● DO THIS
Give the data again, word for word.

[Extracted records]
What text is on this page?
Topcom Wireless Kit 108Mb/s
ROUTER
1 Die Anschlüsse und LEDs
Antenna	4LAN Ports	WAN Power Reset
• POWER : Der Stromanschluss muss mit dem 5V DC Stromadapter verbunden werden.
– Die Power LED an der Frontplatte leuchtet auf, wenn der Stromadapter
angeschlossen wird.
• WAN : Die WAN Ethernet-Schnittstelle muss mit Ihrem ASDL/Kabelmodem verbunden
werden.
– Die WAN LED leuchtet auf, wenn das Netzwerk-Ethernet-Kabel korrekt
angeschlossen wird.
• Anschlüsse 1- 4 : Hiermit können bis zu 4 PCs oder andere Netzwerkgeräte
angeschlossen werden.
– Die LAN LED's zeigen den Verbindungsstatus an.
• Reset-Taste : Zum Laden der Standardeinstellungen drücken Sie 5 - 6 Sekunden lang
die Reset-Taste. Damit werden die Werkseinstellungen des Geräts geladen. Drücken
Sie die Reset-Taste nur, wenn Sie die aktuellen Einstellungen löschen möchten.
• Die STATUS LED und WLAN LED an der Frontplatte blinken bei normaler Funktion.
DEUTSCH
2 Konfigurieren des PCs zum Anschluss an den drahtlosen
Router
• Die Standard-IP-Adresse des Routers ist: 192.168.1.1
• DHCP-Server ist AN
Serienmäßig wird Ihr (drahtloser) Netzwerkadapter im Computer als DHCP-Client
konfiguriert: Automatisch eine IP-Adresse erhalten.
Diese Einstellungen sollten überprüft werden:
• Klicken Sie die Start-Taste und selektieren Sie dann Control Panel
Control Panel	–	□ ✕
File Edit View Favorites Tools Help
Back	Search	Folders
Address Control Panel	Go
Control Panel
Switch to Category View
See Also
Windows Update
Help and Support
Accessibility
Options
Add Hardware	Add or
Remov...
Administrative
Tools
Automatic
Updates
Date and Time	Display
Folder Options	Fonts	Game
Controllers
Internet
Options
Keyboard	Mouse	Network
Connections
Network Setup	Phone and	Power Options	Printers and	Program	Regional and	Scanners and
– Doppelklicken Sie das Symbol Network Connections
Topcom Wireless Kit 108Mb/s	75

● RESULT OF THIS TASK
What text is on this page?
Topcom Wireless Kit 108Mb/s
ROUTER
1 Die Anschlüsse und LEDs
Antenna	4LAN Ports	WAN Power Reset
• POWER : Der Stromanschluss muss mit dem 5V DC Stromadapter verbunden werden.
– Die Power LED an der Frontplatte leuchtet auf, wenn der Stromadapter
angeschlossen wird.
• WAN : Die WAN Ethernet-Schnittstelle muss mit Ihrem ASDL/Kabelmodem verbunden
werden.
– Die WAN LED leuchtet auf, wenn das Netzwerk-Ethernet-Kabel korrekt
angeschlossen wird.
• Anschlüsse 1- 4 : Hiermit können bis zu 4 PCs oder andere Netzwerkgeräte
angeschlossen werden.
– Die LAN LED's zeigen den Verbindungsstatus an.
• Reset-Taste : Zum Laden der Standardeinstellungen drücken Sie 5 - 6 Sekunden lang
die Reset-Taste. Damit werden die Werkseinstellungen des Geräts geladen. Drücken
Sie die Reset-Taste nur, wenn Sie die aktuellen Einstellungen löschen möchten.
• Die STATUS LED und WLAN LED an der Frontplatte blinken bei normaler Funktion.
DEUTSCH
2 Konfigurieren des PCs zum Anschluss an den drahtlosen
Router
• Die Standard-IP-Adresse des Routers ist: 192.168.1.1
• DHCP-Server ist AN
Serienmäßig wird Ihr (drahtloser) Netzwerkadapter im Computer als DHCP-Client
konfiguriert: Automatisch eine IP-Adresse erhalten.
Diese Einstellungen sollten überprüft werden:
• Klicken Sie die Start-Taste und selektieren Sie dann Control Panel
Control Panel	–	□ ✕
File Edit View Favorites Tools Help
Back	Search	Folders
Address Control Panel	Go
Control Panel
Switch to Category View
See Also
Windows Update
Help and Support
Accessibility
Options
Add Hardware	Add or
Remov...
Administrative
Tools
Automatic
Updates
Date and Time	Display
Folder Options	Fonts	Game
Controllers
Internet
Options
Keyboard	Mouse	Network
Connections
Network Setup	Phone and	Power Options	Printers and	Program	Regional and	Scanners and
– Doppelklicken Sie das Symbol Network Connections
Topcom Wireless Kit 108Mb/s	75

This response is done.